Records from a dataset
════

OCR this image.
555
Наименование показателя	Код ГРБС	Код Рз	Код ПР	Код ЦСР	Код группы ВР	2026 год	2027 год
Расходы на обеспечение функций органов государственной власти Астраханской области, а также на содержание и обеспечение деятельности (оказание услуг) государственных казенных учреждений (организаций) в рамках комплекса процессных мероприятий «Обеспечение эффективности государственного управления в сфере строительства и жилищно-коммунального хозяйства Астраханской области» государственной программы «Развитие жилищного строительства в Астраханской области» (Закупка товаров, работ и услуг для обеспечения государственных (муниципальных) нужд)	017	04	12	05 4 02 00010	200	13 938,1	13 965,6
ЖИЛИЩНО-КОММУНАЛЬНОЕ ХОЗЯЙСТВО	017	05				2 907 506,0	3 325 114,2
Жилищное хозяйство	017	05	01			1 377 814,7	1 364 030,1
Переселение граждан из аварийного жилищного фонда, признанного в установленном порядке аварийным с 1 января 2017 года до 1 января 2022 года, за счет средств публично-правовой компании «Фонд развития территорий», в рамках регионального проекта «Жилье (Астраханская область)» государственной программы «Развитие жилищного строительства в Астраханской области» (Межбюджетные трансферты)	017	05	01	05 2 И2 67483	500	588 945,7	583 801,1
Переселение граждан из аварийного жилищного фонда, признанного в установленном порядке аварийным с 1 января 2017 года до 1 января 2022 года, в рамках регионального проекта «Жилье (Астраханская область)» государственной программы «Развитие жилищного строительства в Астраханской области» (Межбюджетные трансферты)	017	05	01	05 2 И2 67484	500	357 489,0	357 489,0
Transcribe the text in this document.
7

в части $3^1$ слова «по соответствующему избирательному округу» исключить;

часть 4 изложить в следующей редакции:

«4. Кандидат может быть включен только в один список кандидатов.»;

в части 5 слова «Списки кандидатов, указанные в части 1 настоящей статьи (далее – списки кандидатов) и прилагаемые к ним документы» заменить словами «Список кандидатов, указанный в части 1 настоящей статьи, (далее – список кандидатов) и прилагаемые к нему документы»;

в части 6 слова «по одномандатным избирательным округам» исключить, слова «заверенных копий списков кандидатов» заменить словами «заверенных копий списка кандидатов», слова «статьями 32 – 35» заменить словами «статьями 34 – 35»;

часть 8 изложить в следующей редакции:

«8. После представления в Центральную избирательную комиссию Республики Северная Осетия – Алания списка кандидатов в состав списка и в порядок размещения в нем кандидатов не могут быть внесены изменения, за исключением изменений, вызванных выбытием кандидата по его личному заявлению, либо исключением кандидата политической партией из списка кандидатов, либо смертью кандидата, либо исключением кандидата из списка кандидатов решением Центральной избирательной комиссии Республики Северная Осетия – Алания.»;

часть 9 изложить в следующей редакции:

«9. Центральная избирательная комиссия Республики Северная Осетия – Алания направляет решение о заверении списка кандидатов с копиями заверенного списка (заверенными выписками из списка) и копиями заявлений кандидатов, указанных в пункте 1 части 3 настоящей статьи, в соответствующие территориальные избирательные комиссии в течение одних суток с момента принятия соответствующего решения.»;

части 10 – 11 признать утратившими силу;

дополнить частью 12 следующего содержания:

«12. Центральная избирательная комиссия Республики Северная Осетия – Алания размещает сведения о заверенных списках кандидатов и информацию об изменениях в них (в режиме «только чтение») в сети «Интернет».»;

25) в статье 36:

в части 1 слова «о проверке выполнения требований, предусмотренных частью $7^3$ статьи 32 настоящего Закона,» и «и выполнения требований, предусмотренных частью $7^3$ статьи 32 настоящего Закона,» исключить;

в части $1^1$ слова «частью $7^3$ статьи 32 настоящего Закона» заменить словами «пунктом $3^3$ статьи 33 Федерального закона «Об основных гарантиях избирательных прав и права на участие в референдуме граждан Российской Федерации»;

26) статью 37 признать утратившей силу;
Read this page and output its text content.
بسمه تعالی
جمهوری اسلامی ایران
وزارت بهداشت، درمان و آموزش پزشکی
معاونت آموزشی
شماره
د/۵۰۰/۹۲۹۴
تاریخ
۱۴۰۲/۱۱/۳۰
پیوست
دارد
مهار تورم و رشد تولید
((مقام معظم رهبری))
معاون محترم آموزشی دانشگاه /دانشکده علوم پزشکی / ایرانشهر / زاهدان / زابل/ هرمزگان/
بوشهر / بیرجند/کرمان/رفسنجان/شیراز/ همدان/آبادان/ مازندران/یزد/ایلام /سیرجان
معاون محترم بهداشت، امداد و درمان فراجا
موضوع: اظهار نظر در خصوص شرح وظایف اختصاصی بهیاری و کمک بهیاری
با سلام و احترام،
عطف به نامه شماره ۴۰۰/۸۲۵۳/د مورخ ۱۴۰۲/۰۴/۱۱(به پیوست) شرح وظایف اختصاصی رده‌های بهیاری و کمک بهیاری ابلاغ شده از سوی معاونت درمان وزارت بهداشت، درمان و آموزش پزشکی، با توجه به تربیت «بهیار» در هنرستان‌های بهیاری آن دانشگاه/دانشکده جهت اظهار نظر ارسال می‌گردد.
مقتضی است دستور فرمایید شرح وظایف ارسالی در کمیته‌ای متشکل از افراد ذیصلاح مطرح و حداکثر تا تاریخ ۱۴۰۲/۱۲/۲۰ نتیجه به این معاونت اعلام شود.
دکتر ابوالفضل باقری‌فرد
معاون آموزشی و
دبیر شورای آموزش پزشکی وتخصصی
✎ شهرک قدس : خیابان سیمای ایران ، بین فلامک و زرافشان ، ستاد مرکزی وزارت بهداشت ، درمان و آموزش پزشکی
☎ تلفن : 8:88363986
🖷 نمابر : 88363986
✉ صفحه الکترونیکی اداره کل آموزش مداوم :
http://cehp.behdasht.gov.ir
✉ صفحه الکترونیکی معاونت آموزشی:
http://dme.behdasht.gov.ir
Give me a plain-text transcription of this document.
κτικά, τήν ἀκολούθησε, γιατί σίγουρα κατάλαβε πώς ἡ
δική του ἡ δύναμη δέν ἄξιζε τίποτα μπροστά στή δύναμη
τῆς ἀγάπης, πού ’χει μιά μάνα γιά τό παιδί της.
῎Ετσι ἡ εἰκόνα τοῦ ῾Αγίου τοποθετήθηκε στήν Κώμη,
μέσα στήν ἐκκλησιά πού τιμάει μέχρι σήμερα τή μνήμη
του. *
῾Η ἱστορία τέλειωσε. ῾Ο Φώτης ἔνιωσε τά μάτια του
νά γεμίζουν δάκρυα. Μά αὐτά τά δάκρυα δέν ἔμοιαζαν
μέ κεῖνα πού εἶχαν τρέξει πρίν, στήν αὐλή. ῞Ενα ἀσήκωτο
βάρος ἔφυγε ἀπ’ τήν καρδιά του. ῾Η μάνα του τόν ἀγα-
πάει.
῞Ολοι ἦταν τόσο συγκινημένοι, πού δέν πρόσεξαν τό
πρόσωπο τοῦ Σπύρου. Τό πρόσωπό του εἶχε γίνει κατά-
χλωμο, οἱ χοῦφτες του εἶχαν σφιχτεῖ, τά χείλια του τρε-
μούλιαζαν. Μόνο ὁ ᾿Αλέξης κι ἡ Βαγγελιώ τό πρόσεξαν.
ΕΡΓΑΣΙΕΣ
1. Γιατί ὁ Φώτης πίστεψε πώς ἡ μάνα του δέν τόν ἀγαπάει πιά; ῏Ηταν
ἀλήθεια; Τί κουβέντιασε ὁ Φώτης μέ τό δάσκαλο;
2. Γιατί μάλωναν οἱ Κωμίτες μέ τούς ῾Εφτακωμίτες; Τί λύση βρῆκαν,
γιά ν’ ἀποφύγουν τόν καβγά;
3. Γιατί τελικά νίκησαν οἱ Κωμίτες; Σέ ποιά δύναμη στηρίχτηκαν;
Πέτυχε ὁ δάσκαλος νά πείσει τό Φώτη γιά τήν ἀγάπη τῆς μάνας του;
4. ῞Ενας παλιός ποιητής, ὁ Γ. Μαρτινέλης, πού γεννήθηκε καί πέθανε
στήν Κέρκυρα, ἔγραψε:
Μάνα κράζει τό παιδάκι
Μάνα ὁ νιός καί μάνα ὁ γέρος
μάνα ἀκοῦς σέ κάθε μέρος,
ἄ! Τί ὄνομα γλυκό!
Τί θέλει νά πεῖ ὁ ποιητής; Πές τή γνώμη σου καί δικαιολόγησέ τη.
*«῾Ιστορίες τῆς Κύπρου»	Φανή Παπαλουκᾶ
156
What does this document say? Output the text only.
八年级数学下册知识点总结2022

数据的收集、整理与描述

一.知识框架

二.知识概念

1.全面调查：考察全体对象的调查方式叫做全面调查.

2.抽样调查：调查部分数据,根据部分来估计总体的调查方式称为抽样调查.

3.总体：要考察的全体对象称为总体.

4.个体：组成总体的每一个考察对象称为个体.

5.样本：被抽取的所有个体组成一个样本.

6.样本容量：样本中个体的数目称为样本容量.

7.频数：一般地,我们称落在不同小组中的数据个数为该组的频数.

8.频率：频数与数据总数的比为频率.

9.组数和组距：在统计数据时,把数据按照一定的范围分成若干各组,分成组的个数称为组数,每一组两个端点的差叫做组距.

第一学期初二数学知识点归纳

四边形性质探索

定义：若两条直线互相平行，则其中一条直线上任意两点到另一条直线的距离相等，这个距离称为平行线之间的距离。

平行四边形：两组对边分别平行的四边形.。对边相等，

════

WHAT THE EXERCISE ASKS
Reproduce exactly the lines from the one containing "What does this" through the last line of the records above, including both, and nothing else.

REPLY
What does this document say? Output the text only.
八年级数学下册知识点总结2022

数据的收集、整理与描述

一.知识框架

二.知识概念

1.全面调查：考察全体对象的调查方式叫做全面调查.

2.抽样调查：调查部分数据,根据部分来估计总体的调查方式称为抽样调查.

3.总体：要考察的全体对象称为总体.

4.个体：组成总体的每一个考察对象称为个体.

5.样本：被抽取的所有个体组成一个样本.

6.样本容量：样本中个体的数目称为样本容量.

7.频数：一般地,我们称落在不同小组中的数据个数为该组的频数.

8.频率：频数与数据总数的比为频率.

9.组数和组距：在统计数据时,把数据按照一定的范围分成若干各组,分成组的个数称为组数,每一组两个端点的差叫做组距.

第一学期初二数学知识点归纳

四边形性质探索

定义：若两条直线互相平行，则其中一条直线上任意两点到另一条直线的距离相等，这个距离称为平行线之间的距离。

平行四边形：两组对边分别平行的四边形.。对边相等，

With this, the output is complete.